* [Exercise instructions] Retype all of the data. Every line must match exactly.

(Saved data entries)
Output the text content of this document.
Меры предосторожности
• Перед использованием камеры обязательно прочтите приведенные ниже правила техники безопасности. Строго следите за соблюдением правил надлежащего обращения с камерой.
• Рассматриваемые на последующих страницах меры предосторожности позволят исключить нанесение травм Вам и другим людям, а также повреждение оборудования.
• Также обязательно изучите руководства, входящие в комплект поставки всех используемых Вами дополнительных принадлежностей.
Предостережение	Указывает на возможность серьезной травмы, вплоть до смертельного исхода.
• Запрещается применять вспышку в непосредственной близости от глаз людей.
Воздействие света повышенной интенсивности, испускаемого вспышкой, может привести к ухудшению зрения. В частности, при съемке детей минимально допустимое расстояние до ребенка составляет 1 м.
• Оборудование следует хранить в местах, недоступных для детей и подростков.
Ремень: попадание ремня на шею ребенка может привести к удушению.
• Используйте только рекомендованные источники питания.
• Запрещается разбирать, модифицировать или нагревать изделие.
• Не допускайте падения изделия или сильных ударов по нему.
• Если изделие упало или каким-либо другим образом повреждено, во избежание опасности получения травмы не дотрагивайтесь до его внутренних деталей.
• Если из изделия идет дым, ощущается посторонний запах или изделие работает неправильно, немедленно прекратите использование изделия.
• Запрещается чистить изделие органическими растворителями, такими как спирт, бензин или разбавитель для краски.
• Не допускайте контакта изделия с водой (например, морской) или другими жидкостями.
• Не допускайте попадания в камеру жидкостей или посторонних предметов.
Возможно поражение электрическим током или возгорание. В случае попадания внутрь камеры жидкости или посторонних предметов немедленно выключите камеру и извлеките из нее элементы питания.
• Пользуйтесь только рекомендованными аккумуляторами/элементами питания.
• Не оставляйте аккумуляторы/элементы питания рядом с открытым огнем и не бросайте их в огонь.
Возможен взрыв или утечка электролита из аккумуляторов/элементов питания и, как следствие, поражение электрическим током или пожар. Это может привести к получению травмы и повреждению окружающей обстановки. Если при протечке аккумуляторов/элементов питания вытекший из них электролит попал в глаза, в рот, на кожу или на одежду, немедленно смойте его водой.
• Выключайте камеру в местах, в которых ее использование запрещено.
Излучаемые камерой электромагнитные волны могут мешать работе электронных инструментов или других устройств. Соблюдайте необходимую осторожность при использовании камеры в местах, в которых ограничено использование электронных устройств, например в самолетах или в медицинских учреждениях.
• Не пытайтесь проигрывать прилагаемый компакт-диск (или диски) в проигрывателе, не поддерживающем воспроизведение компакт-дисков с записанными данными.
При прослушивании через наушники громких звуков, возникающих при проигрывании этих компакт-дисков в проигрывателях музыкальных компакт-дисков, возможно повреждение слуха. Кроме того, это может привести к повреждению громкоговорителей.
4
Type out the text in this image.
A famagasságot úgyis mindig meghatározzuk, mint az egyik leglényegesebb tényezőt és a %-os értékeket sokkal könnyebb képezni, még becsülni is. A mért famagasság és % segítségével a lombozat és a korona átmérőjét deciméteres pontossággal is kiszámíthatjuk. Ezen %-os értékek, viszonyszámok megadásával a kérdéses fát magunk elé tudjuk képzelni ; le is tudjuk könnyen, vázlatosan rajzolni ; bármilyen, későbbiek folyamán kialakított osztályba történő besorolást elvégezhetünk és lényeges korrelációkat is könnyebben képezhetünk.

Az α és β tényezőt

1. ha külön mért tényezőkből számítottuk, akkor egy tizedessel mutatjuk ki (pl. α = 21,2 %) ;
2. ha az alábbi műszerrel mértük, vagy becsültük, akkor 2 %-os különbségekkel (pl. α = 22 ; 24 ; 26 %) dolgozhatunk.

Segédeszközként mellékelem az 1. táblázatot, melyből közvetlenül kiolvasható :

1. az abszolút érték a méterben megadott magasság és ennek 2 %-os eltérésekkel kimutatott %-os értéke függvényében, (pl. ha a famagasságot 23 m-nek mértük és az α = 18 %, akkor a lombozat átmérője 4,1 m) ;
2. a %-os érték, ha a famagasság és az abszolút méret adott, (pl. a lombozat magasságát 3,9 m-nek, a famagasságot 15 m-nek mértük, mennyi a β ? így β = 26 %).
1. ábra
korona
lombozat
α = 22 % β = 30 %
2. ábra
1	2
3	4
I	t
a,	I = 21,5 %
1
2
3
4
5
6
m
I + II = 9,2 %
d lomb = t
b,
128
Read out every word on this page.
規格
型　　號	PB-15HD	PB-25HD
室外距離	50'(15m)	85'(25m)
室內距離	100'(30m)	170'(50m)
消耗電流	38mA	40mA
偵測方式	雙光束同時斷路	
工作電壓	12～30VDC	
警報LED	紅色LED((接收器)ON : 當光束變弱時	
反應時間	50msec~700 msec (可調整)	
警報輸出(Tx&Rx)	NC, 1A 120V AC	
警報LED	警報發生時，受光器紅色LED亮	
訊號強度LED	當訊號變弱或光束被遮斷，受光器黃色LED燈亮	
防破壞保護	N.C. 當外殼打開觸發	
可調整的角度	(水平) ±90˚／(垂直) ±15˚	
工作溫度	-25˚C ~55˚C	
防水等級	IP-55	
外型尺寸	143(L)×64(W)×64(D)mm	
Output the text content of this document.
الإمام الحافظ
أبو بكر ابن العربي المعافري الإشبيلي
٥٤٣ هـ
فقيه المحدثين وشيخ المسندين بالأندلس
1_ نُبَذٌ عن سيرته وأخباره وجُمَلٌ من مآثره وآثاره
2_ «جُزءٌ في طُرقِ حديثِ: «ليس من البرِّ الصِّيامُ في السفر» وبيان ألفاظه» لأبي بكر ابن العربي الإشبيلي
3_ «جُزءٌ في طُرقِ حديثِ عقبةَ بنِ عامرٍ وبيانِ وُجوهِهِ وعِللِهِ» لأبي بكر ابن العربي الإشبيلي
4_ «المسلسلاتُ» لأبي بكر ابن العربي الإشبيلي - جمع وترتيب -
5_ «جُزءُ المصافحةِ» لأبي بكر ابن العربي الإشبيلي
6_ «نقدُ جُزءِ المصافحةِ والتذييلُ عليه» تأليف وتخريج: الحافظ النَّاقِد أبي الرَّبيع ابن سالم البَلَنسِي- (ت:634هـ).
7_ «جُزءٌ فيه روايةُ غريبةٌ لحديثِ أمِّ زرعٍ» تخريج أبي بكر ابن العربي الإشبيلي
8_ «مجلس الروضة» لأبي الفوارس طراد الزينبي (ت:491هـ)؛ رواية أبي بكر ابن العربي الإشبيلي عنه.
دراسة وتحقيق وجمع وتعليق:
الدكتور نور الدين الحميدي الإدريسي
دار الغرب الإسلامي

* [Answer to this exercise]
Output the text content of this document.
Меры предосторожности
• Перед использованием камеры обязательно прочтите приведенные ниже правила техники безопасности. Строго следите за соблюдением правил надлежащего обращения с камерой.
• Рассматриваемые на последующих страницах меры предосторожности позволят исключить нанесение травм Вам и другим людям, а также повреждение оборудования.
• Также обязательно изучите руководства, входящие в комплект поставки всех используемых Вами дополнительных принадлежностей.
Предостережение	Указывает на возможность серьезной травмы, вплоть до смертельного исхода.
• Запрещается применять вспышку в непосредственной близости от глаз людей.
Воздействие света повышенной интенсивности, испускаемого вспышкой, может привести к ухудшению зрения. В частности, при съемке детей минимально допустимое расстояние до ребенка составляет 1 м.
• Оборудование следует хранить в местах, недоступных для детей и подростков.
Ремень: попадание ремня на шею ребенка может привести к удушению.
• Используйте только рекомендованные источники питания.
• Запрещается разбирать, модифицировать или нагревать изделие.
• Не допускайте падения изделия или сильных ударов по нему.
• Если изделие упало или каким-либо другим образом повреждено, во избежание опасности получения травмы не дотрагивайтесь до его внутренних деталей.
• Если из изделия идет дым, ощущается посторонний запах или изделие работает неправильно, немедленно прекратите использование изделия.
• Запрещается чистить изделие органическими растворителями, такими как спирт, бензин или разбавитель для краски.
• Не допускайте контакта изделия с водой (например, морской) или другими жидкостями.
• Не допускайте попадания в камеру жидкостей или посторонних предметов.
Возможно поражение электрическим током или возгорание. В случае попадания внутрь камеры жидкости или посторонних предметов немедленно выключите камеру и извлеките из нее элементы питания.
• Пользуйтесь только рекомендованными аккумуляторами/элементами питания.
• Не оставляйте аккумуляторы/элементы питания рядом с открытым огнем и не бросайте их в огонь.
Возможен взрыв или утечка электролита из аккумуляторов/элементов питания и, как следствие, поражение электрическим током или пожар. Это может привести к получению травмы и повреждению окружающей обстановки. Если при протечке аккумуляторов/элементов питания вытекший из них электролит попал в глаза, в рот, на кожу или на одежду, немедленно смойте его водой.
• Выключайте камеру в местах, в которых ее использование запрещено.
Излучаемые камерой электромагнитные волны могут мешать работе электронных инструментов или других устройств. Соблюдайте необходимую осторожность при использовании камеры в местах, в которых ограничено использование электронных устройств, например в самолетах или в медицинских учреждениях.
• Не пытайтесь проигрывать прилагаемый компакт-диск (или диски) в проигрывателе, не поддерживающем воспроизведение компакт-дисков с записанными данными.
При прослушивании через наушники громких звуков, возникающих при проигрывании этих компакт-дисков в проигрывателях музыкальных компакт-дисков, возможно повреждение слуха. Кроме того, это может привести к повреждению громкоговорителей.
4
Type out the text in this image.
A famagasságot úgyis mindig meghatározzuk, mint az egyik leglényegesebb tényezőt és a %-os értékeket sokkal könnyebb képezni, még becsülni is. A mért famagasság és % segítségével a lombozat és a korona átmérőjét deciméteres pontossággal is kiszámíthatjuk. Ezen %-os értékek, viszonyszámok megadásával a kérdéses fát magunk elé tudjuk képzelni ; le is tudjuk könnyen, vázlatosan rajzolni ; bármilyen, későbbiek folyamán kialakított osztályba történő besorolást elvégezhetünk és lényeges korrelációkat is könnyebben képezhetünk.

Az α és β tényezőt

1. ha külön mért tényezőkből számítottuk, akkor egy tizedessel mutatjuk ki (pl. α = 21,2 %) ;
2. ha az alábbi műszerrel mértük, vagy becsültük, akkor 2 %-os különbségekkel (pl. α = 22 ; 24 ; 26 %) dolgozhatunk.

Segédeszközként mellékelem az 1. táblázatot, melyből közvetlenül kiolvasható :

1. az abszolút érték a méterben megadott magasság és ennek 2 %-os eltérésekkel kimutatott %-os értéke függvényében, (pl. ha a famagasságot 23 m-nek mértük és az α = 18 %, akkor a lombozat átmérője 4,1 m) ;
2. a %-os érték, ha a famagasság és az abszolút méret adott, (pl. a lombozat magasságát 3,9 m-nek, a famagasságot 15 m-nek mértük, mennyi a β ? így β = 26 %).
1. ábra
korona
lombozat
α = 22 % β = 30 %
2. ábra
1	2
3	4
I	t
a,	I = 21,5 %
1
2
3
4
5
6
m
I + II = 9,2 %
d lomb = t
b,
128
Read out every word on this page.
規格
型　　號	PB-15HD	PB-25HD
室外距離	50'(15m)	85'(25m)
室內距離	100'(30m)	170'(50m)
消耗電流	38mA	40mA
偵測方式	雙光束同時斷路	
工作電壓	12～30VDC	
警報LED	紅色LED((接收器)ON : 當光束變弱時	
反應時間	50msec~700 msec (可調整)	
警報輸出(Tx&Rx)	NC, 1A 120V AC	
警報LED	警報發生時，受光器紅色LED亮	
訊號強度LED	當訊號變弱或光束被遮斷，受光器黃色LED燈亮	
防破壞保護	N.C. 當外殼打開觸發	
可調整的角度	(水平) ±90˚／(垂直) ±15˚	
工作溫度	-25˚C ~55˚C	
防水等級	IP-55	
外型尺寸	143(L)×64(W)×64(D)mm	
Output the text content of this document.
الإمام الحافظ
أبو بكر ابن العربي المعافري الإشبيلي
٥٤٣ هـ
فقيه المحدثين وشيخ المسندين بالأندلس
1_ نُبَذٌ عن سيرته وأخباره وجُمَلٌ من مآثره وآثاره
2_ «جُزءٌ في طُرقِ حديثِ: «ليس من البرِّ الصِّيامُ في السفر» وبيان ألفاظه» لأبي بكر ابن العربي الإشبيلي
3_ «جُزءٌ في طُرقِ حديثِ عقبةَ بنِ عامرٍ وبيانِ وُجوهِهِ وعِللِهِ» لأبي بكر ابن العربي الإشبيلي
4_ «المسلسلاتُ» لأبي بكر ابن العربي الإشبيلي - جمع وترتيب -
5_ «جُزءُ المصافحةِ» لأبي بكر ابن العربي الإشبيلي
6_ «نقدُ جُزءِ المصافحةِ والتذييلُ عليه» تأليف وتخريج: الحافظ النَّاقِد أبي الرَّبيع ابن سالم البَلَنسِي- (ت:634هـ).
7_ «جُزءٌ فيه روايةُ غريبةٌ لحديثِ أمِّ زرعٍ» تخريج أبي بكر ابن العربي الإشبيلي
8_ «مجلس الروضة» لأبي الفوارس طراد الزينبي (ت:491هـ)؛ رواية أبي بكر ابن العربي الإشبيلي عنه.
دراسة وتحقيق وجمع وتعليق:
الدكتور نور الدين الحميدي الإدريسي
دار الغرب الإسلامي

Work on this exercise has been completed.